- WRITTEN EXERCISE -
Transcribe all the entries word for word, but omit the images.

- DATASET ROWS -

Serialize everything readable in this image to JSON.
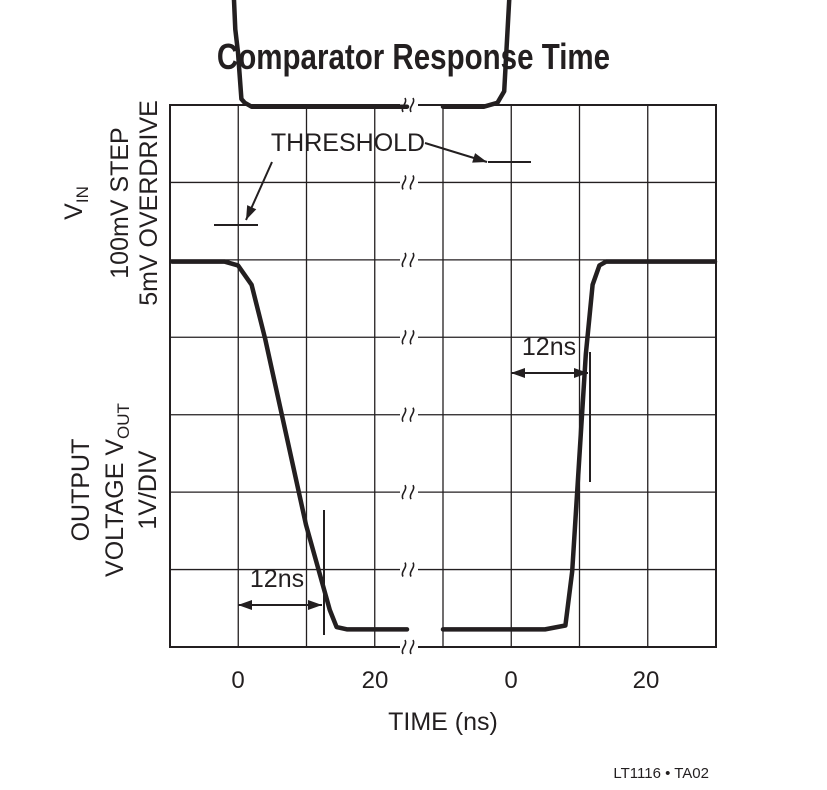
{
  "chart_data": {
    "type": "line",
    "title": "Comparator Response Time",
    "xlabel": "TIME (ns)",
    "x_ticks": [
      "0",
      "20",
      "0",
      "20"
    ],
    "footer": "LT1116 • TA02",
    "annotations": {
      "threshold": "THRESHOLD",
      "delay_fall": "12ns",
      "delay_rise": "12ns"
    },
    "top_axis_label": {
      "line1_main": "V",
      "line1_sub": "IN",
      "line2": "100mV STEP",
      "line3": "5mV OVERDRIVE"
    },
    "bottom_axis_label": {
      "line1": "OUTPUT",
      "line2_main": "VOLTAGE V",
      "line2_sub": "OUT",
      "line3": "1V/DIV"
    },
    "grid": true,
    "x_break": "//",
    "series": [
      {
        "panel": "left",
        "trace": "input",
        "x": [
          -10,
          -4,
          -1.5,
          -0.8,
          -0.4,
          0,
          0.5,
          1,
          2,
          4,
          10,
          20,
          25
        ],
        "y": [
          5.9,
          5.85,
          5.5,
          4.8,
          4.0,
          3.7,
          3.1,
          3.05,
          3.0,
          3.0,
          3.0,
          3.0,
          3.0
        ]
      },
      {
        "panel": "left",
        "trace": "output",
        "x": [
          -10,
          -2,
          0,
          2,
          4,
          7,
          10,
          13.5,
          14.5,
          16,
          20,
          25
        ],
        "y": [
          1.0,
          1.0,
          0.95,
          0.7,
          0.0,
          -1.2,
          -2.4,
          -3.5,
          -3.72,
          -3.75,
          -3.75,
          -3.75
        ]
      },
      {
        "panel": "right",
        "trace": "input",
        "x": [
          -10,
          -4,
          -2,
          -1,
          -0.5,
          0,
          0.5,
          1,
          2,
          5,
          10,
          20,
          30
        ],
        "y": [
          3.0,
          3.0,
          3.05,
          3.2,
          4.0,
          4.8,
          5.5,
          5.72,
          5.77,
          5.8,
          5.8,
          5.8,
          5.8
        ]
      },
      {
        "panel": "right",
        "trace": "output",
        "x": [
          -10,
          0,
          5,
          8,
          9,
          10,
          11,
          12,
          13,
          14,
          15,
          20,
          30
        ],
        "y": [
          -3.75,
          -3.75,
          -3.75,
          -3.7,
          -3.0,
          -1.6,
          -0.2,
          0.7,
          0.95,
          1.0,
          1.0,
          1.0,
          1.0
        ]
      }
    ]
  }
}
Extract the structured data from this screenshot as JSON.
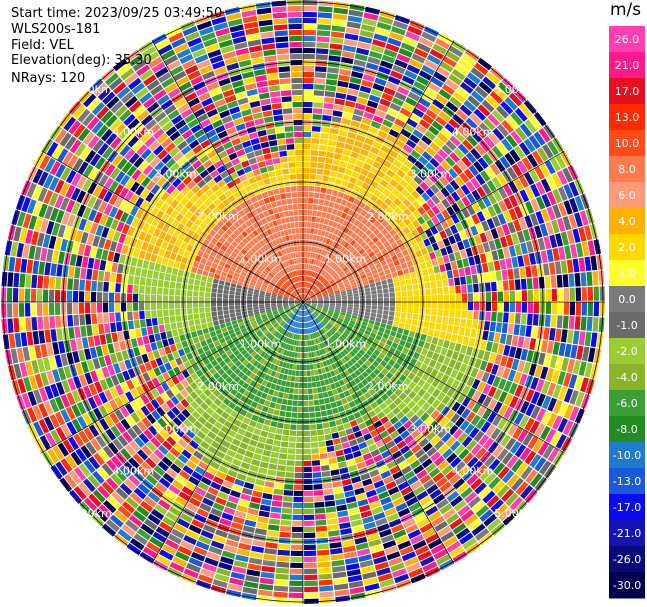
{
  "header": {
    "start_time": "Start time: 2023/09/25 03:49:50",
    "site": "WLS200s-181",
    "field": "Field: VEL",
    "elevation": "Elevation(deg): 35.30",
    "nrays": "NRays: 120"
  },
  "chart_data": {
    "type": "ppi-heatmap",
    "field": "VEL",
    "units": "m/s",
    "n_rays": 120,
    "max_range_km": 5.0,
    "range_ring_labels": [
      "1.00km",
      "2.00km",
      "3.00km",
      "4.00km",
      "5.00km"
    ],
    "colorbar": {
      "tick_labels": [
        "26.0",
        "21.0",
        "17.0",
        "13.0",
        "10.0",
        "8.0",
        "6.0",
        "4.0",
        "2.0",
        "1.0",
        "0.0",
        "-1.0",
        "-2.0",
        "-4.0",
        "-6.0",
        "-8.0",
        "-10.0",
        "-13.0",
        "-17.0",
        "-21.0",
        "-26.0",
        "-30.0"
      ],
      "colors": [
        "#ff3fb0",
        "#ff1a8c",
        "#e8101e",
        "#ff2a00",
        "#ff4a1a",
        "#ff7b4f",
        "#ff9a7a",
        "#ffb000",
        "#ffd800",
        "#ffff2a",
        "#7a7a7a",
        "#6a6a6a",
        "#9acd32",
        "#8ab52a",
        "#3aa034",
        "#228b22",
        "#1e7bd0",
        "#1a5ad8",
        "#0a0af0",
        "#1414b4",
        "#0a0a7a",
        "#000050"
      ]
    },
    "pattern": [
      {
        "range_km": [
          0.0,
          0.6
        ],
        "sector": "north",
        "value": 10
      },
      {
        "range_km": [
          0.6,
          2.2
        ],
        "sector": "north",
        "value": 8
      },
      {
        "range_km": [
          2.2,
          3.0
        ],
        "sector": "north",
        "value": 2
      },
      {
        "range_km": [
          0.0,
          2.0
        ],
        "sector": "east",
        "value": 0
      },
      {
        "range_km": [
          0.0,
          2.0
        ],
        "sector": "west",
        "value": -1
      },
      {
        "range_km": [
          0.0,
          0.5
        ],
        "sector": "south",
        "value": -10
      },
      {
        "range_km": [
          0.5,
          3.0
        ],
        "sector": "south",
        "value": -6
      },
      {
        "range_km": [
          3.0,
          5.5
        ],
        "sector": "all",
        "value": "noise"
      }
    ]
  }
}
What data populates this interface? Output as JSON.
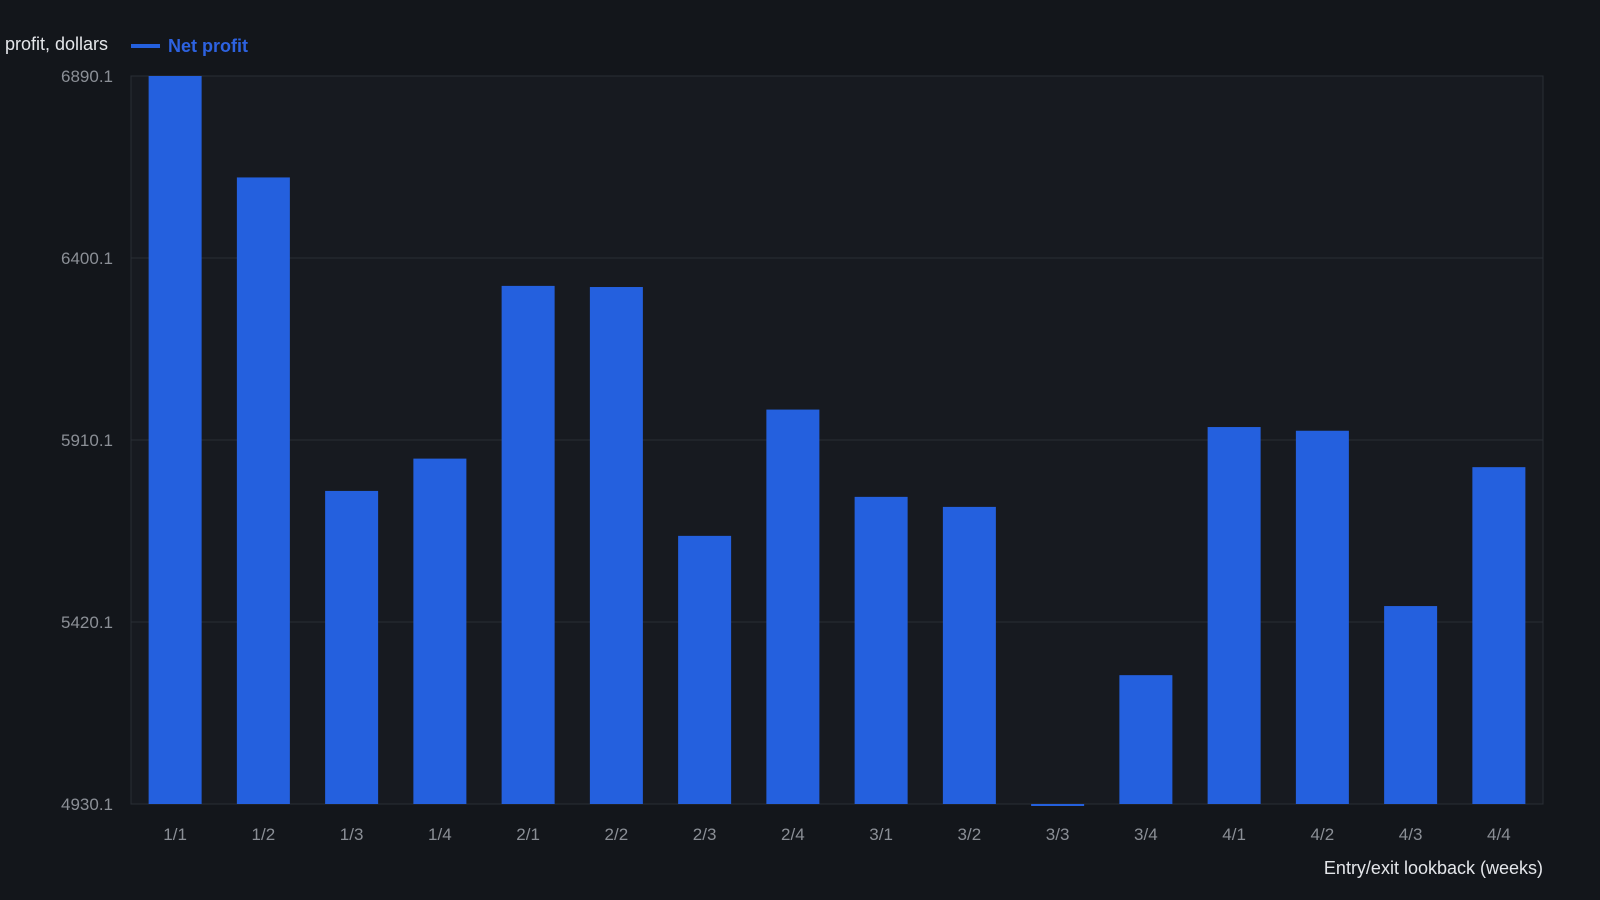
{
  "chart_data": {
    "type": "bar",
    "ylabel": "profit, dollars",
    "xlabel": "Entry/exit lookback (weeks)",
    "categories": [
      "1/1",
      "1/2",
      "1/3",
      "1/4",
      "2/1",
      "2/2",
      "2/3",
      "2/4",
      "3/1",
      "3/2",
      "3/3",
      "3/4",
      "4/1",
      "4/2",
      "4/3",
      "4/4"
    ],
    "series": [
      {
        "name": "Net profit",
        "values": [
          6890.1,
          6617,
          5773,
          5860,
          6325,
          6322,
          5652,
          5992,
          5757,
          5730,
          4925,
          5277,
          5945,
          5935,
          5463,
          5837
        ]
      }
    ],
    "ylim": [
      4930.1,
      6890.1
    ],
    "yticks": [
      4930.1,
      5420.1,
      5910.1,
      6400.1,
      6890.1
    ],
    "ytick_labels": [
      "4930.1",
      "5420.1",
      "5910.1",
      "6400.1",
      "6890.1"
    ],
    "grid": true,
    "legend_position": "top-left",
    "bar_color": "#2460de",
    "background_color": "#13161b",
    "grid_color": "#2a2e35"
  }
}
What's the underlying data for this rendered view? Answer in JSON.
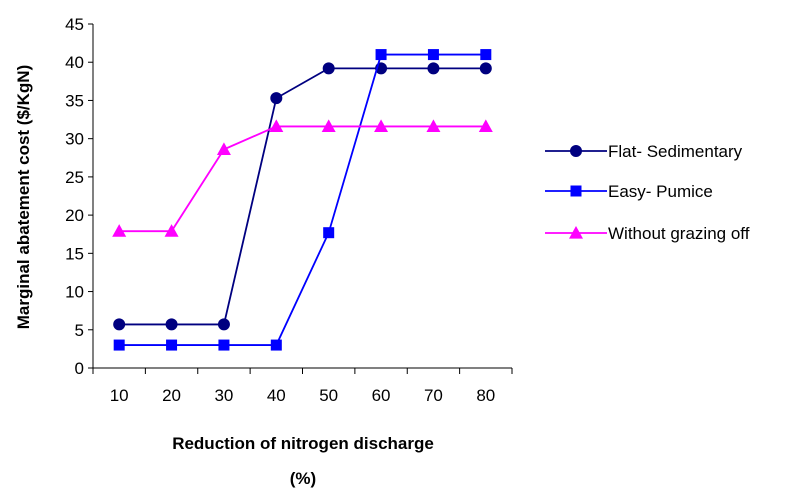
{
  "chart_data": {
    "type": "line",
    "title": "",
    "xlabel": [
      "Reduction of nitrogen discharge",
      "(%)"
    ],
    "ylabel": "Marginal abatement cost ($/KgN)",
    "categories": [
      "10",
      "20",
      "30",
      "40",
      "50",
      "60",
      "70",
      "80"
    ],
    "ylim": [
      0,
      45
    ],
    "yticks": [
      "0",
      "5",
      "10",
      "15",
      "20",
      "25",
      "30",
      "35",
      "40",
      "45"
    ],
    "grid": false,
    "legend_position": "right",
    "series": [
      {
        "name": "Flat- Sedimentary",
        "marker": "circle",
        "color": "#000080",
        "marker_color": "#000080",
        "values": [
          5.7,
          5.7,
          5.7,
          35.3,
          39.2,
          39.2,
          39.2,
          39.2
        ]
      },
      {
        "name": "Easy- Pumice",
        "marker": "square",
        "color": "#0000FF",
        "marker_color": "#0000FF",
        "values": [
          3.0,
          3.0,
          3.0,
          3.0,
          17.7,
          41.0,
          41.0,
          41.0
        ]
      },
      {
        "name": "Without grazing off",
        "marker": "triangle",
        "color": "#FF00FF",
        "marker_color": "#FF00FF",
        "values": [
          17.9,
          17.9,
          28.6,
          31.6,
          31.6,
          31.6,
          31.6,
          31.6
        ]
      }
    ]
  }
}
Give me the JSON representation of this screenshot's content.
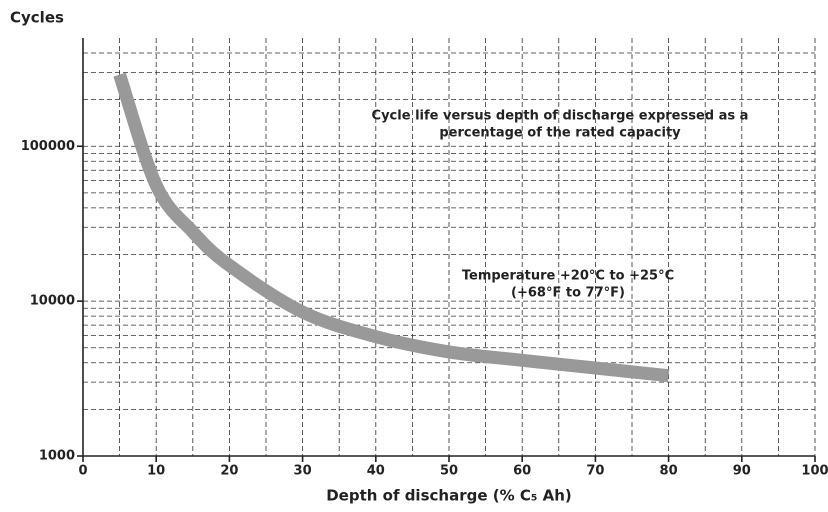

- TASK RESPONSE -
Serialize everything readable in this image to JSON.
{
  "chart_data": {
    "type": "line",
    "title": "Comparator Response Time",
    "xlabel": "TIME (ns)",
    "x_ticks": [
      "0",
      "20",
      "0",
      "20"
    ],
    "footer": "LT1116 • TA02",
    "annotations": {
      "threshold": "THRESHOLD",
      "delay_fall": "12ns",
      "delay_rise": "12ns"
    },
    "top_axis_label": {
      "line1_main": "V",
      "line1_sub": "IN",
      "line2": "100mV STEP",
      "line3": "5mV OVERDRIVE"
    },
    "bottom_axis_label": {
      "line1": "OUTPUT",
      "line2_main": "VOLTAGE V",
      "line2_sub": "OUT",
      "line3": "1V/DIV"
    },
    "grid": true,
    "x_break": "//",
    "series": [
      {
        "panel": "left",
        "trace": "input",
        "x": [
          -10,
          -4,
          -1.5,
          -0.8,
          -0.4,
          0,
          0.5,
          1,
          2,
          4,
          10,
          20,
          25
        ],
        "y": [
          5.9,
          5.85,
          5.5,
          4.8,
          4.0,
          3.7,
          3.1,
          3.05,
          3.0,
          3.0,
          3.0,
          3.0,
          3.0
        ]
      },
      {
        "panel": "left",
        "trace": "output",
        "x": [
          -10,
          -2,
          0,
          2,
          4,
          7,
          10,
          13.5,
          14.5,
          16,
          20,
          25
        ],
        "y": [
          1.0,
          1.0,
          0.95,
          0.7,
          0.0,
          -1.2,
          -2.4,
          -3.5,
          -3.72,
          -3.75,
          -3.75,
          -3.75
        ]
      },
      {
        "panel": "right",
        "trace": "input",
        "x": [
          -10,
          -4,
          -2,
          -1,
          -0.5,
          0,
          0.5,
          1,
          2,
          5,
          10,
          20,
          30
        ],
        "y": [
          3.0,
          3.0,
          3.05,
          3.2,
          4.0,
          4.8,
          5.5,
          5.72,
          5.77,
          5.8,
          5.8,
          5.8,
          5.8
        ]
      },
      {
        "panel": "right",
        "trace": "output",
        "x": [
          -10,
          0,
          5,
          8,
          9,
          10,
          11,
          12,
          13,
          14,
          15,
          20,
          30
        ],
        "y": [
          -3.75,
          -3.75,
          -3.75,
          -3.7,
          -3.0,
          -1.6,
          -0.2,
          0.7,
          0.95,
          1.0,
          1.0,
          1.0,
          1.0
        ]
      }
    ]
  }
}
Extract the structured data from this screenshot as JSON.
{
  "header": {
    "start_time": "Start time: 2023/09/25 03:49:50",
    "site": "WLS200s-181",
    "field": "Field: VEL",
    "elevation": "Elevation(deg): 35.30",
    "nrays": "NRays: 120"
  },
  "chart_data": {
    "type": "ppi-heatmap",
    "field": "VEL",
    "units": "m/s",
    "n_rays": 120,
    "max_range_km": 5.0,
    "range_ring_labels": [
      "1.00km",
      "2.00km",
      "3.00km",
      "4.00km",
      "5.00km"
    ],
    "colorbar": {
      "tick_labels": [
        "26.0",
        "21.0",
        "17.0",
        "13.0",
        "10.0",
        "8.0",
        "6.0",
        "4.0",
        "2.0",
        "1.0",
        "0.0",
        "-1.0",
        "-2.0",
        "-4.0",
        "-6.0",
        "-8.0",
        "-10.0",
        "-13.0",
        "-17.0",
        "-21.0",
        "-26.0",
        "-30.0"
      ],
      "colors": [
        "#ff3fb0",
        "#ff1a8c",
        "#e8101e",
        "#ff2a00",
        "#ff4a1a",
        "#ff7b4f",
        "#ff9a7a",
        "#ffb000",
        "#ffd800",
        "#ffff2a",
        "#7a7a7a",
        "#6a6a6a",
        "#9acd32",
        "#8ab52a",
        "#3aa034",
        "#228b22",
        "#1e7bd0",
        "#1a5ad8",
        "#0a0af0",
        "#1414b4",
        "#0a0a7a",
        "#000050"
      ]
    },
    "pattern": [
      {
        "range_km": [
          0.0,
          0.6
        ],
        "sector": "north",
        "value": 10
      },
      {
        "range_km": [
          0.6,
          2.2
        ],
        "sector": "north",
        "value": 8
      },
      {
        "range_km": [
          2.2,
          3.0
        ],
        "sector": "north",
        "value": 2
      },
      {
        "range_km": [
          0.0,
          2.0
        ],
        "sector": "east",
        "value": 0
      },
      {
        "range_km": [
          0.0,
          2.0
        ],
        "sector": "west",
        "value": -1
      },
      {
        "range_km": [
          0.0,
          0.5
        ],
        "sector": "south",
        "value": -10
      },
      {
        "range_km": [
          0.5,
          3.0
        ],
        "sector": "south",
        "value": -6
      },
      {
        "range_km": [
          3.0,
          5.5
        ],
        "sector": "all",
        "value": "noise"
      }
    ]
  }
}
What data populates this interface? Output as JSON.
{
  "chart_data": {
    "type": "bar",
    "ylabel": "profit, dollars",
    "xlabel": "Entry/exit lookback (weeks)",
    "categories": [
      "1/1",
      "1/2",
      "1/3",
      "1/4",
      "2/1",
      "2/2",
      "2/3",
      "2/4",
      "3/1",
      "3/2",
      "3/3",
      "3/4",
      "4/1",
      "4/2",
      "4/3",
      "4/4"
    ],
    "series": [
      {
        "name": "Net profit",
        "values": [
          6890.1,
          6617,
          5773,
          5860,
          6325,
          6322,
          5652,
          5992,
          5757,
          5730,
          4925,
          5277,
          5945,
          5935,
          5463,
          5837
        ]
      }
    ],
    "ylim": [
      4930.1,
      6890.1
    ],
    "yticks": [
      4930.1,
      5420.1,
      5910.1,
      6400.1,
      6890.1
    ],
    "ytick_labels": [
      "4930.1",
      "5420.1",
      "5910.1",
      "6400.1",
      "6890.1"
    ],
    "grid": true,
    "legend_position": "top-left",
    "bar_color": "#2460de",
    "background_color": "#13161b",
    "grid_color": "#2a2e35"
  }
}
What's the underlying data for this rendered view? Answer in JSON.
{
  "chart_data": {
    "type": "line",
    "title": "",
    "xlabel": [
      "Reduction of nitrogen discharge",
      "(%)"
    ],
    "ylabel": "Marginal abatement cost ($/KgN)",
    "categories": [
      "10",
      "20",
      "30",
      "40",
      "50",
      "60",
      "70",
      "80"
    ],
    "ylim": [
      0,
      45
    ],
    "yticks": [
      "0",
      "5",
      "10",
      "15",
      "20",
      "25",
      "30",
      "35",
      "40",
      "45"
    ],
    "grid": false,
    "legend_position": "right",
    "series": [
      {
        "name": "Flat- Sedimentary",
        "marker": "circle",
        "color": "#000080",
        "marker_color": "#000080",
        "values": [
          5.7,
          5.7,
          5.7,
          35.3,
          39.2,
          39.2,
          39.2,
          39.2
        ]
      },
      {
        "name": "Easy- Pumice",
        "marker": "square",
        "color": "#0000FF",
        "marker_color": "#0000FF",
        "values": [
          3.0,
          3.0,
          3.0,
          3.0,
          17.7,
          41.0,
          41.0,
          41.0
        ]
      },
      {
        "name": "Without grazing off",
        "marker": "triangle",
        "color": "#FF00FF",
        "marker_color": "#FF00FF",
        "values": [
          17.9,
          17.9,
          28.6,
          31.6,
          31.6,
          31.6,
          31.6,
          31.6
        ]
      }
    ]
  }
}
Give me the JSON representation of this screenshot's content.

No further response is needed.